Exact copies are required of the lines from the line containing "Parse this screenshot: output" through the final line of the listing, both included, and of no other lines.

Begin Rows

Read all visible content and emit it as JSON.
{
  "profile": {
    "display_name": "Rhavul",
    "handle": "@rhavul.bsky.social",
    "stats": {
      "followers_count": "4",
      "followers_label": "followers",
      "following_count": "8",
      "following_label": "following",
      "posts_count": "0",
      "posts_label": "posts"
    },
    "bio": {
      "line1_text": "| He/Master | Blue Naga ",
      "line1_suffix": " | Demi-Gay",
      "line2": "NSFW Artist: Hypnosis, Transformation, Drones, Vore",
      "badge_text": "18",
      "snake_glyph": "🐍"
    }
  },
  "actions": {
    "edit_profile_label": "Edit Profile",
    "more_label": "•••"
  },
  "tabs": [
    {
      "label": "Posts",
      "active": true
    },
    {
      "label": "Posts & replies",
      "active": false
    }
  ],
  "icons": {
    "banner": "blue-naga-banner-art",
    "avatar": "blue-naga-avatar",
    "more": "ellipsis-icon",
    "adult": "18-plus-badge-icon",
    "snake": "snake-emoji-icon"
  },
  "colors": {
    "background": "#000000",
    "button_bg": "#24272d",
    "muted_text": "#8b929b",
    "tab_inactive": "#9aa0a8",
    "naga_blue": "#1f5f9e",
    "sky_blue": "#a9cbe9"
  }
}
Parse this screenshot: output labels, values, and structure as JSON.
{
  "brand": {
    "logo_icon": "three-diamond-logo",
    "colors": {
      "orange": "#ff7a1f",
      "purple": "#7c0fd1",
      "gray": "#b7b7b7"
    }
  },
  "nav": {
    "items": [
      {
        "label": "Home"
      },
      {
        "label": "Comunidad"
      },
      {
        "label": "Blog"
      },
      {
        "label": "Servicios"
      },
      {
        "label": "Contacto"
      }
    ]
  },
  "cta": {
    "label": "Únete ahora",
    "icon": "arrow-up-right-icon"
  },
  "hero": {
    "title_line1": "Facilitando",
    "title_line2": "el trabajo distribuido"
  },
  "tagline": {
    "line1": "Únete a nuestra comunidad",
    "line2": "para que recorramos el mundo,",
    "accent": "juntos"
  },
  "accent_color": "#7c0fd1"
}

End Rows

### Result for this task
Parse this screenshot: output labels, values, and structure as JSON.
{
  "brand": {
    "logo_icon": "three-diamond-logo",
    "colors": {
      "orange": "#ff7a1f",
      "purple": "#7c0fd1",
      "gray": "#b7b7b7"
    }
  },
  "nav": {
    "items": [
      {
        "label": "Home"
      },
      {
        "label": "Comunidad"
      },
      {
        "label": "Blog"
      },
      {
        "label": "Servicios"
      },
      {
        "label": "Contacto"
      }
    ]
  },
  "cta": {
    "label": "Únete ahora",
    "icon": "arrow-up-right-icon"
  },
  "hero": {
    "title_line1": "Facilitando",
    "title_line2": "el trabajo distribuido"
  },
  "tagline": {
    "line1": "Únete a nuestra comunidad",
    "line2": "para que recorramos el mundo,",
    "accent": "juntos"
  },
  "accent_color": "#7c0fd1"
}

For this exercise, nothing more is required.